## Description of the task
Write out, precisely and in full, each line of the material.

(Source material Opens)

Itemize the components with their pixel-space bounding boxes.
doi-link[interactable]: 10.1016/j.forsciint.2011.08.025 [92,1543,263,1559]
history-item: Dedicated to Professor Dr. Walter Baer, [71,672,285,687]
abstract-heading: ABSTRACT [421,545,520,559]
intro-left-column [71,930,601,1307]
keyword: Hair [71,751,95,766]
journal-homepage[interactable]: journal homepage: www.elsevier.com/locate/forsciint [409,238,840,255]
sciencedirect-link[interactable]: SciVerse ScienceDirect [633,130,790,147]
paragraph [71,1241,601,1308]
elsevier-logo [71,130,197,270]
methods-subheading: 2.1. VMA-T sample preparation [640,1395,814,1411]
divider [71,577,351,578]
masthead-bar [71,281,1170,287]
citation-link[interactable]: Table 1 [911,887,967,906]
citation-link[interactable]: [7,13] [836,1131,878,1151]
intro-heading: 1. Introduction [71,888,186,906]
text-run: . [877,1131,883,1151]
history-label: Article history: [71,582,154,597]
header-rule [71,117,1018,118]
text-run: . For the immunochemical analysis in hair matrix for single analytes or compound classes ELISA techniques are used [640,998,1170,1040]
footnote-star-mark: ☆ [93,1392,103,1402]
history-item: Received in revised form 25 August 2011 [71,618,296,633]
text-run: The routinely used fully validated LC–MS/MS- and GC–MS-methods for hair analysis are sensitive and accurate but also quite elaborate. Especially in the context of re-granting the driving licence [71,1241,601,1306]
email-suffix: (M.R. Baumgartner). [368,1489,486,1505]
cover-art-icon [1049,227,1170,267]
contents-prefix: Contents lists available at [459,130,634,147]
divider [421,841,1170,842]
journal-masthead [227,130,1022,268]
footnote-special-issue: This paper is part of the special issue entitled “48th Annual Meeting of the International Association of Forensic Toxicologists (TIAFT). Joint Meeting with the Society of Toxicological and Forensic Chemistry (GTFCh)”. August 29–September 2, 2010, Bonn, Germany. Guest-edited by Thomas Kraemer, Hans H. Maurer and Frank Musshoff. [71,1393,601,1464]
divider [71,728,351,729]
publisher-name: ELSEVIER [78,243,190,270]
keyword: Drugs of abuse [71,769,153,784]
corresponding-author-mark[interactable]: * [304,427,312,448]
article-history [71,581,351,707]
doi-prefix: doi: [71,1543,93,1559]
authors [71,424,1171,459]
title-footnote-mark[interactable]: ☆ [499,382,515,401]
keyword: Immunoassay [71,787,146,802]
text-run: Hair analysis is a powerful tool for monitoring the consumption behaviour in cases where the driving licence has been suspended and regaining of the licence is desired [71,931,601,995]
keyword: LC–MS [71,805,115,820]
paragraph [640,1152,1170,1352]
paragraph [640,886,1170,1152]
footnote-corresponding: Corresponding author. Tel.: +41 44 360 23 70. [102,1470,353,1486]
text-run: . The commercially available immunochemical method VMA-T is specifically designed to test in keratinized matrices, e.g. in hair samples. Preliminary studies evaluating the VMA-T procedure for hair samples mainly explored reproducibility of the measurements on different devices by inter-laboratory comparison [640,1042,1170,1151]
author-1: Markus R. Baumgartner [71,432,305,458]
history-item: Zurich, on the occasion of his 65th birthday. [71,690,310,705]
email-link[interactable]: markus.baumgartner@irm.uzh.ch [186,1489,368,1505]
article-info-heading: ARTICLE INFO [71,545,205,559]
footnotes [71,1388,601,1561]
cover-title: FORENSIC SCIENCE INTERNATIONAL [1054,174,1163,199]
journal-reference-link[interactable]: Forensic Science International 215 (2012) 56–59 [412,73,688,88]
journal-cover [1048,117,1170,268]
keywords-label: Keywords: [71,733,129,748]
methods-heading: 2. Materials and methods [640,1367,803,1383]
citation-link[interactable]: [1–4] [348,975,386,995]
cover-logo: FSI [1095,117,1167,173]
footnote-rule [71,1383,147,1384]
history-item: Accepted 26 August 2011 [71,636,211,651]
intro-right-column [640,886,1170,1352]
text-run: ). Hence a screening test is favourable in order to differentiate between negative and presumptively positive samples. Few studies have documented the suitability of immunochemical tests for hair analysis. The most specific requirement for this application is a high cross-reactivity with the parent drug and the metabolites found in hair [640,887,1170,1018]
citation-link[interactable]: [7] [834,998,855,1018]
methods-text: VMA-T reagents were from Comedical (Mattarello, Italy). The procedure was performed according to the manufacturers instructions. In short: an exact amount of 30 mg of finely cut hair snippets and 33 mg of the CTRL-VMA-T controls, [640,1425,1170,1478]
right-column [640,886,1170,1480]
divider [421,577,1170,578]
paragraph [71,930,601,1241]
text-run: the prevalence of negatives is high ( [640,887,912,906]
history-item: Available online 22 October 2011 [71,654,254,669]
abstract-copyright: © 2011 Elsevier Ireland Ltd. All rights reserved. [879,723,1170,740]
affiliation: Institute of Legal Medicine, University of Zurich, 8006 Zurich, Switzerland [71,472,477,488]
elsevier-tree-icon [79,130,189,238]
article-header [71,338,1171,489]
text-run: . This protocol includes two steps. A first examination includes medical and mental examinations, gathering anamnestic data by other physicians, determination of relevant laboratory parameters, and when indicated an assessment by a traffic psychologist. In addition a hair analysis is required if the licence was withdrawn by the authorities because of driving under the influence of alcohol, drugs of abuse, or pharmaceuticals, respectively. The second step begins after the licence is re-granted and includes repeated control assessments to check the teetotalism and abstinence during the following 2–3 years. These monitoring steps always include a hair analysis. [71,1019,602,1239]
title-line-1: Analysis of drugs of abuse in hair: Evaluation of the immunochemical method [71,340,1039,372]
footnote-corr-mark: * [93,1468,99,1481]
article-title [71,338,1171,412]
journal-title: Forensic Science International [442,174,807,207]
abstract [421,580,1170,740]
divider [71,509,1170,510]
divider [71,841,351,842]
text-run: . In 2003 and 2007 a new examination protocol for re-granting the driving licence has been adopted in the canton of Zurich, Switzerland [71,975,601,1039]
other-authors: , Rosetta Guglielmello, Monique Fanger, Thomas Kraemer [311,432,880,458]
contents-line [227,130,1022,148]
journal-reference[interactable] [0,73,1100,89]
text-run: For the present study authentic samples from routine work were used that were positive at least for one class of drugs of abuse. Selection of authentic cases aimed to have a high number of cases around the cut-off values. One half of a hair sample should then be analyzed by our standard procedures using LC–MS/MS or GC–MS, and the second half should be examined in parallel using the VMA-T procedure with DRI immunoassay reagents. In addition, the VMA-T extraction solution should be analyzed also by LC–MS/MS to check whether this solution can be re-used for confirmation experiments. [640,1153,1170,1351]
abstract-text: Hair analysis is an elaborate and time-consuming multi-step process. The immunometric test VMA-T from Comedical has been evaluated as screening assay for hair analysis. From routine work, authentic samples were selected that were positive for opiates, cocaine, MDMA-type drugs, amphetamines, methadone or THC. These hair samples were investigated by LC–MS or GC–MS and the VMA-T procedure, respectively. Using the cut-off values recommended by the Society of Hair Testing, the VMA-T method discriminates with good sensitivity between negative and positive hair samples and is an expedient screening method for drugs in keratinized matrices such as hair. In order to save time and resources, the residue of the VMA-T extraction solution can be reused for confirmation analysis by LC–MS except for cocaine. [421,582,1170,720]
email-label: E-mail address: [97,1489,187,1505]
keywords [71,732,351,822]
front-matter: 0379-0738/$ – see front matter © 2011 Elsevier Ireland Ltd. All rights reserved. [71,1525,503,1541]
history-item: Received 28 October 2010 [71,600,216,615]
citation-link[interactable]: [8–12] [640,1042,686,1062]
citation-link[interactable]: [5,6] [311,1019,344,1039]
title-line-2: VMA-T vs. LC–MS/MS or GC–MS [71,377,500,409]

(Source material Closes)

## Answer space
Itemize the components with their pixel-space bounding boxes.
doi-link[interactable]: 10.1016/j.forsciint.2011.08.025 [92,1543,263,1559]
history-item: Dedicated to Professor Dr. Walter Baer, [71,672,285,687]
abstract-heading: ABSTRACT [421,545,520,559]
intro-left-column [71,930,601,1307]
keyword: Hair [71,751,95,766]
journal-homepage[interactable]: journal homepage: www.elsevier.com/locate/forsciint [409,238,840,255]
sciencedirect-link[interactable]: SciVerse ScienceDirect [633,130,790,147]
paragraph [71,1241,601,1308]
elsevier-logo [71,130,197,270]
methods-subheading: 2.1. VMA-T sample preparation [640,1395,814,1411]
divider [71,577,351,578]
masthead-bar [71,281,1170,287]
citation-link[interactable]: Table 1 [911,887,967,906]
citation-link[interactable]: [7,13] [836,1131,878,1151]
intro-heading: 1. Introduction [71,888,186,906]
text-run: . [877,1131,883,1151]
history-label: Article history: [71,582,154,597]
header-rule [71,117,1018,118]
text-run: . For the immunochemical analysis in hair matrix for single analytes or compound classes ELISA techniques are used [640,998,1170,1040]
footnote-star-mark: ☆ [93,1392,103,1402]
history-item: Received in revised form 25 August 2011 [71,618,296,633]
text-run: The routinely used fully validated LC–MS/MS- and GC–MS-methods for hair analysis are sensitive and accurate but also quite elaborate. Especially in the context of re-granting the driving licence [71,1241,601,1306]
email-suffix: (M.R. Baumgartner). [368,1489,486,1505]
cover-art-icon [1049,227,1170,267]
contents-prefix: Contents lists available at [459,130,634,147]
divider [421,841,1170,842]
journal-masthead [227,130,1022,268]
footnote-special-issue: This paper is part of the special issue entitled “48th Annual Meeting of the International Association of Forensic Toxicologists (TIAFT). Joint Meeting with the Society of Toxicological and Forensic Chemistry (GTFCh)”. August 29–September 2, 2010, Bonn, Germany. Guest-edited by Thomas Kraemer, Hans H. Maurer and Frank Musshoff. [71,1393,601,1464]
divider [71,728,351,729]
publisher-name: ELSEVIER [78,243,190,270]
keyword: Drugs of abuse [71,769,153,784]
corresponding-author-mark[interactable]: * [304,427,312,448]
article-history [71,581,351,707]
doi-prefix: doi: [71,1543,93,1559]
authors [71,424,1171,459]
title-footnote-mark[interactable]: ☆ [499,382,515,401]
keyword: Immunoassay [71,787,146,802]
text-run: Hair analysis is a powerful tool for monitoring the consumption behaviour in cases where the driving licence has been suspended and regaining of the licence is desired [71,931,601,995]
keyword: LC–MS [71,805,115,820]
paragraph [640,1152,1170,1352]
paragraph [640,886,1170,1152]
footnote-corresponding: Corresponding author. Tel.: +41 44 360 23 70. [102,1470,353,1486]
text-run: . The commercially available immunochemical method VMA-T is specifically designed to test in keratinized matrices, e.g. in hair samples. Preliminary studies evaluating the VMA-T procedure for hair samples mainly explored reproducibility of the measurements on different devices by inter-laboratory comparison [640,1042,1170,1151]
author-1: Markus R. Baumgartner [71,432,305,458]
history-item: Zurich, on the occasion of his 65th birthday. [71,690,310,705]
email-link[interactable]: markus.baumgartner@irm.uzh.ch [186,1489,368,1505]
article-info-heading: ARTICLE INFO [71,545,205,559]
footnotes [71,1388,601,1561]
cover-title: FORENSIC SCIENCE INTERNATIONAL [1054,174,1163,199]
journal-reference-link[interactable]: Forensic Science International 215 (2012) 56–59 [412,73,688,88]
journal-cover [1048,117,1170,268]
keywords-label: Keywords: [71,733,129,748]
methods-heading: 2. Materials and methods [640,1367,803,1383]
citation-link[interactable]: [1–4] [348,975,386,995]
cover-logo: FSI [1095,117,1167,173]
footnote-rule [71,1383,147,1384]
history-item: Accepted 26 August 2011 [71,636,211,651]
intro-right-column [640,886,1170,1352]
text-run: ). Hence a screening test is favourable in order to differentiate between negative and presumptively positive samples. Few studies have documented the suitability of immunochemical tests for hair analysis. The most specific requirement for this application is a high cross-reactivity with the parent drug and the metabolites found in hair [640,887,1170,1018]
citation-link[interactable]: [7] [834,998,855,1018]
methods-text: VMA-T reagents were from Comedical (Mattarello, Italy). The procedure was performed according to the manufacturers instructions. In short: an exact amount of 30 mg of finely cut hair snippets and 33 mg of the CTRL-VMA-T controls, [640,1425,1170,1478]
right-column [640,886,1170,1480]
divider [421,577,1170,578]
paragraph [71,930,601,1241]
text-run: the prevalence of negatives is high ( [640,887,912,906]
history-item: Available online 22 October 2011 [71,654,254,669]
abstract-copyright: © 2011 Elsevier Ireland Ltd. All rights reserved. [879,723,1170,740]
affiliation: Institute of Legal Medicine, University of Zurich, 8006 Zurich, Switzerland [71,472,477,488]
elsevier-tree-icon [79,130,189,238]
article-header [71,338,1171,489]
text-run: . This protocol includes two steps. A first examination includes medical and mental examinations, gathering anamnestic data by other physicians, determination of relevant laboratory parameters, and when indicated an assessment by a traffic psychologist. In addition a hair analysis is required if the licence was withdrawn by the authorities because of driving under the influence of alcohol, drugs of abuse, or pharmaceuticals, respectively. The second step begins after the licence is re-granted and includes repeated control assessments to check the teetotalism and abstinence during the following 2–3 years. These monitoring steps always include a hair analysis. [71,1019,602,1239]
title-line-1: Analysis of drugs of abuse in hair: Evaluation of the immunochemical method [71,340,1039,372]
footnote-corr-mark: * [93,1468,99,1481]
article-title [71,338,1171,412]
journal-title: Forensic Science International [442,174,807,207]
abstract [421,580,1170,740]
divider [71,509,1170,510]
divider [71,841,351,842]
text-run: . In 2003 and 2007 a new examination protocol for re-granting the driving licence has been adopted in the canton of Zurich, Switzerland [71,975,601,1039]
other-authors: , Rosetta Guglielmello, Monique Fanger, Thomas Kraemer [311,432,880,458]
contents-line [227,130,1022,148]
journal-reference[interactable] [0,73,1100,89]
text-run: For the present study authentic samples from routine work were used that were positive at least for one class of drugs of abuse. Selection of authentic cases aimed to have a high number of cases around the cut-off values. One half of a hair sample should then be analyzed by our standard procedures using LC–MS/MS or GC–MS, and the second half should be examined in parallel using the VMA-T procedure with DRI immunoassay reagents. In addition, the VMA-T extraction solution should be analyzed also by LC–MS/MS to check whether this solution can be re-used for confirmation experiments. [640,1153,1170,1351]
abstract-text: Hair analysis is an elaborate and time-consuming multi-step process. The immunometric test VMA-T from Comedical has been evaluated as screening assay for hair analysis. From routine work, authentic samples were selected that were positive for opiates, cocaine, MDMA-type drugs, amphetamines, methadone or THC. These hair samples were investigated by LC–MS or GC–MS and the VMA-T procedure, respectively. Using the cut-off values recommended by the Society of Hair Testing, the VMA-T method discriminates with good sensitivity between negative and positive hair samples and is an expedient screening method for drugs in keratinized matrices such as hair. In order to save time and resources, the residue of the VMA-T extraction solution can be reused for confirmation analysis by LC–MS except for cocaine. [421,582,1170,720]
email-label: E-mail address: [97,1489,187,1505]
keywords [71,732,351,822]
front-matter: 0379-0738/$ – see front matter © 2011 Elsevier Ireland Ltd. All rights reserved. [71,1525,503,1541]
history-item: Received 28 October 2010 [71,600,216,615]
citation-link[interactable]: [8–12] [640,1042,686,1062]
citation-link[interactable]: [5,6] [311,1019,344,1039]
title-line-2: VMA-T vs. LC–MS/MS or GC–MS [71,377,500,409]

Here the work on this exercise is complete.